The task -
Output each line of the data as one string in a JSON list, starting from the top of the data and ending with the line containing "measures-term-barlines: barlines —", with that line included. Leave out any blank lines.

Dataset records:
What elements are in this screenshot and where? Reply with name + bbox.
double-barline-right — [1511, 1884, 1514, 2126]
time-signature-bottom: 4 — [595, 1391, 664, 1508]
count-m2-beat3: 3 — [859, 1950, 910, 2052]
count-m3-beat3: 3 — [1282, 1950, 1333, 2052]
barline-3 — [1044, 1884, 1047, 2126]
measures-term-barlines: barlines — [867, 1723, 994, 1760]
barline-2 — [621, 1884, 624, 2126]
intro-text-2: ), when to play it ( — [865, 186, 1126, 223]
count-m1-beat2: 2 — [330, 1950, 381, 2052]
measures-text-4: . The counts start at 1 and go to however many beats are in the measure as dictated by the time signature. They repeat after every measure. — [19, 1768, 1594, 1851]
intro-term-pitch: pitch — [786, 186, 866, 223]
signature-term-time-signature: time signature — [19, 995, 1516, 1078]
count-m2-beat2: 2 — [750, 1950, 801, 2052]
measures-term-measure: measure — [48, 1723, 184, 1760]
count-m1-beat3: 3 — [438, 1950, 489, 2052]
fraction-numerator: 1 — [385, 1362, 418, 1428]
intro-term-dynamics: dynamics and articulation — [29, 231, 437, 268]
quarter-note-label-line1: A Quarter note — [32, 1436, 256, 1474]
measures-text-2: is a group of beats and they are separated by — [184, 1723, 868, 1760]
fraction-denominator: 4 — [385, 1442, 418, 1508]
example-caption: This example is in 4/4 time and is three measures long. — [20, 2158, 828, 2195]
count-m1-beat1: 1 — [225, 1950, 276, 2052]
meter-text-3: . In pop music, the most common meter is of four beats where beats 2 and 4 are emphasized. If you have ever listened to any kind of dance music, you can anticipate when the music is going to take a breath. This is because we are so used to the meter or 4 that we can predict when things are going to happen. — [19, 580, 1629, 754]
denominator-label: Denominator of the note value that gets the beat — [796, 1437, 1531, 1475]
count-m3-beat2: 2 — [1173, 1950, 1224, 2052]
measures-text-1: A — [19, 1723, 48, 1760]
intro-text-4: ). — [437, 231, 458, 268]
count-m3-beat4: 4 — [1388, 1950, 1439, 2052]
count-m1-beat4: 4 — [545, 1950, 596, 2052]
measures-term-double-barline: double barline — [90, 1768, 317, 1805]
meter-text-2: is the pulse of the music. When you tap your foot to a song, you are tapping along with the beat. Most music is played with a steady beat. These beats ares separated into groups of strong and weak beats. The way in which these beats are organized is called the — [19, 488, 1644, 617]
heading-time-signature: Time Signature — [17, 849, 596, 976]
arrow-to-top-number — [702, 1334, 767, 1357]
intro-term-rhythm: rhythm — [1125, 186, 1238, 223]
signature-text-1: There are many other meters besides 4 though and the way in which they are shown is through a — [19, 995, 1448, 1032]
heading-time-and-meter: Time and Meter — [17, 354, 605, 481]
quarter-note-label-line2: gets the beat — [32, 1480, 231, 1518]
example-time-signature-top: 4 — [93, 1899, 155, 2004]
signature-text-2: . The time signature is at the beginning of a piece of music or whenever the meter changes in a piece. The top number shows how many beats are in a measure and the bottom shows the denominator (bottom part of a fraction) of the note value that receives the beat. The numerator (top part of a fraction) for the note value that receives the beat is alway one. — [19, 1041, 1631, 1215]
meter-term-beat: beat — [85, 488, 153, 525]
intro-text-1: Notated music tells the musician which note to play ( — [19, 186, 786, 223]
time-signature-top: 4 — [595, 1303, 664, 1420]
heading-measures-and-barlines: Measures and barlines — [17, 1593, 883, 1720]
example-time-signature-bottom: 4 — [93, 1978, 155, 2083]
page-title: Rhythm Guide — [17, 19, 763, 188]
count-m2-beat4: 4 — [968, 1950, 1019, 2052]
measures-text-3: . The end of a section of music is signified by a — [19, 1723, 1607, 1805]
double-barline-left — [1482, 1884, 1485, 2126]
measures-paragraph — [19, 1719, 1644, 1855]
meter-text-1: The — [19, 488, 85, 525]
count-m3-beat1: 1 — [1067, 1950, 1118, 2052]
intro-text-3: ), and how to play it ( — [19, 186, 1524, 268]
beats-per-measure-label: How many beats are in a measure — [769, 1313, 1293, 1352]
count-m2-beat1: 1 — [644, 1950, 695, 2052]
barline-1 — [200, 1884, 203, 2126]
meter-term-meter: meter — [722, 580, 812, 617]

The output -
[
  "What elements are in this screenshot and where? Reply with name + bbox.",
  "double-barline-right — [1511, 1884, 1514, 2126]",
  "time-signature-bottom: 4 — [595, 1391, 664, 1508]",
  "count-m2-beat3: 3 — [859, 1950, 910, 2052]",
  "count-m3-beat3: 3 — [1282, 1950, 1333, 2052]",
  "barline-3 — [1044, 1884, 1047, 2126]",
  "measures-term-barlines: barlines — [867, 1723, 994, 1760]"
]